Extracted data entries:
>>>>

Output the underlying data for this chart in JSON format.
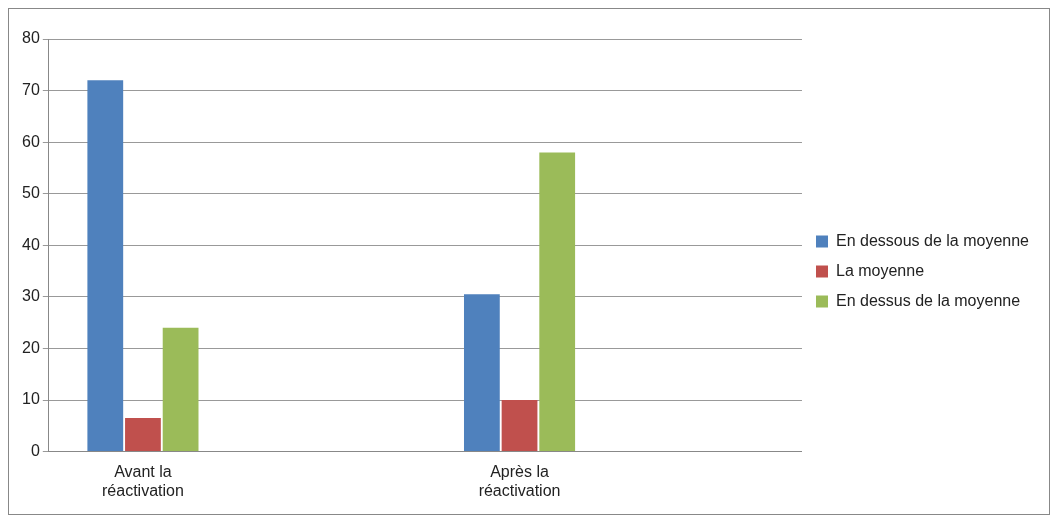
{
  "chart_data": {
    "type": "bar",
    "categories": [
      "Avant la réactivation",
      null,
      "Après la réactivation",
      null
    ],
    "series": [
      {
        "name": "En dessous de la moyenne",
        "color": "#4f81bd",
        "values": [
          72,
          null,
          30.5,
          null
        ]
      },
      {
        "name": "La moyenne",
        "color": "#c0504d",
        "values": [
          6.5,
          null,
          10,
          null
        ]
      },
      {
        "name": "En dessus de la moyenne",
        "color": "#9bbb59",
        "values": [
          24,
          null,
          58,
          null
        ]
      }
    ],
    "ylim": [
      0,
      80
    ],
    "yticks": [
      0,
      10,
      20,
      30,
      40,
      50,
      60,
      70,
      80
    ],
    "grid": "y",
    "legend": "right"
  }
}
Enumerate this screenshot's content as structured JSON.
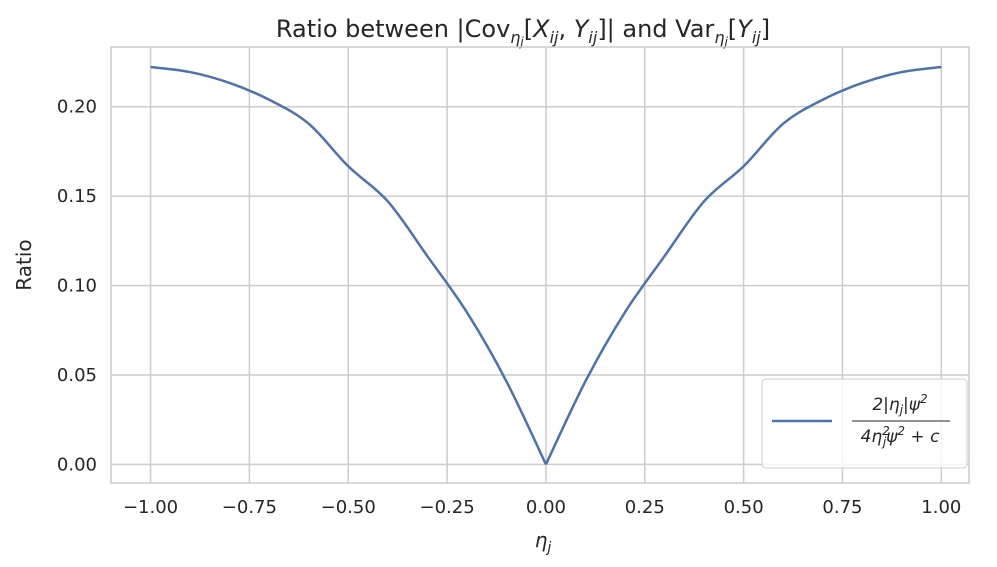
{
  "chart_data": {
    "type": "line",
    "title": {
      "prefix": "Ratio between |Cov",
      "sub1": "η",
      "sub1b": "j",
      "mid1": "[",
      "x_var": "X",
      "x_sub": "ij",
      "comma": ", ",
      "y_var": "Y",
      "y_sub": "ij",
      "mid2": "]| and Var",
      "sub2": "η",
      "sub2b": "j",
      "open": "[",
      "y_var2": "Y",
      "y_sub2": "ij",
      "close": "]"
    },
    "xlabel": {
      "var": "η",
      "sub": "j"
    },
    "ylabel": "Ratio",
    "xlim": [
      -1.1,
      1.07
    ],
    "ylim": [
      -0.0104,
      0.2334
    ],
    "xticks": [
      -1.0,
      -0.75,
      -0.5,
      -0.25,
      0.0,
      0.25,
      0.5,
      0.75,
      1.0
    ],
    "xtick_labels": [
      "−1.00",
      "−0.75",
      "−0.50",
      "−0.25",
      "0.00",
      "0.25",
      "0.50",
      "0.75",
      "1.00"
    ],
    "yticks": [
      0.0,
      0.05,
      0.1,
      0.15,
      0.2
    ],
    "ytick_labels": [
      "0.00",
      "0.05",
      "0.10",
      "0.15",
      "0.20"
    ],
    "grid": true,
    "legend_position": "lower-right",
    "series": [
      {
        "name_parts": {
          "num": "2|η",
          "num_sub": "j",
          "num_rest": "|ψ",
          "num_sup": "2",
          "den": "4η",
          "den_sup": "2",
          "den_sub": "j",
          "den_rest": "ψ",
          "den_sup2": "2",
          "den_tail": " + c"
        },
        "color": "#4c72b0",
        "x": [
          -1.0,
          -0.9,
          -0.8,
          -0.7,
          -0.6,
          -0.5,
          -0.4,
          -0.3,
          -0.2,
          -0.1,
          0.0,
          0.1,
          0.2,
          0.3,
          0.4,
          0.5,
          0.6,
          0.7,
          0.8,
          0.9,
          1.0
        ],
        "y": [
          0.2222,
          0.2194,
          0.2133,
          0.2039,
          0.1905,
          0.1667,
          0.1471,
          0.1165,
          0.0851,
          0.0465,
          0.0,
          0.0465,
          0.0851,
          0.1165,
          0.1471,
          0.1667,
          0.1905,
          0.2039,
          0.2133,
          0.2194,
          0.2222
        ]
      }
    ]
  },
  "colors": {
    "line": "#4c72b0",
    "grid": "#cccccc",
    "axes": "#cccccc",
    "text": "#262626"
  }
}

<<<<

Stated exercise: Repeat the entries exactly and keep the pictures out of the copy.

Correct response:
Output the underlying data for this chart in JSON format.
{
  "chart_data": {
    "type": "bar",
    "categories": [
      "Avant la réactivation",
      null,
      "Après la réactivation",
      null
    ],
    "series": [
      {
        "name": "En dessous de la moyenne",
        "color": "#4f81bd",
        "values": [
          72,
          null,
          30.5,
          null
        ]
      },
      {
        "name": "La moyenne",
        "color": "#c0504d",
        "values": [
          6.5,
          null,
          10,
          null
        ]
      },
      {
        "name": "En dessus de la moyenne",
        "color": "#9bbb59",
        "values": [
          24,
          null,
          58,
          null
        ]
      }
    ],
    "ylim": [
      0,
      80
    ],
    "yticks": [
      0,
      10,
      20,
      30,
      40,
      50,
      60,
      70,
      80
    ],
    "grid": "y",
    "legend": "right"
  }
}
Enumerate this screenshot's content as structured JSON.
{
  "chart_data": {
    "type": "line",
    "title": {
      "prefix": "Ratio between |Cov",
      "sub1": "η",
      "sub1b": "j",
      "mid1": "[",
      "x_var": "X",
      "x_sub": "ij",
      "comma": ", ",
      "y_var": "Y",
      "y_sub": "ij",
      "mid2": "]| and Var",
      "sub2": "η",
      "sub2b": "j",
      "open": "[",
      "y_var2": "Y",
      "y_sub2": "ij",
      "close": "]"
    },
    "xlabel": {
      "var": "η",
      "sub": "j"
    },
    "ylabel": "Ratio",
    "xlim": [
      -1.1,
      1.07
    ],
    "ylim": [
      -0.0104,
      0.2334
    ],
    "xticks": [
      -1.0,
      -0.75,
      -0.5,
      -0.25,
      0.0,
      0.25,
      0.5,
      0.75,
      1.0
    ],
    "xtick_labels": [
      "−1.00",
      "−0.75",
      "−0.50",
      "−0.25",
      "0.00",
      "0.25",
      "0.50",
      "0.75",
      "1.00"
    ],
    "yticks": [
      0.0,
      0.05,
      0.1,
      0.15,
      0.2
    ],
    "ytick_labels": [
      "0.00",
      "0.05",
      "0.10",
      "0.15",
      "0.20"
    ],
    "grid": true,
    "legend_position": "lower-right",
    "series": [
      {
        "name_parts": {
          "num": "2|η",
          "num_sub": "j",
          "num_rest": "|ψ",
          "num_sup": "2",
          "den": "4η",
          "den_sup": "2",
          "den_sub": "j",
          "den_rest": "ψ",
          "den_sup2": "2",
          "den_tail": " + c"
        },
        "color": "#4c72b0",
        "x": [
          -1.0,
          -0.9,
          -0.8,
          -0.7,
          -0.6,
          -0.5,
          -0.4,
          -0.3,
          -0.2,
          -0.1,
          0.0,
          0.1,
          0.2,
          0.3,
          0.4,
          0.5,
          0.6,
          0.7,
          0.8,
          0.9,
          1.0
        ],
        "y": [
          0.2222,
          0.2194,
          0.2133,
          0.2039,
          0.1905,
          0.1667,
          0.1471,
          0.1165,
          0.0851,
          0.0465,
          0.0,
          0.0465,
          0.0851,
          0.1165,
          0.1471,
          0.1667,
          0.1905,
          0.2039,
          0.2133,
          0.2194,
          0.2222
        ]
      }
    ]
  },
  "colors": {
    "line": "#4c72b0",
    "grid": "#cccccc",
    "axes": "#cccccc",
    "text": "#262626"
  }
}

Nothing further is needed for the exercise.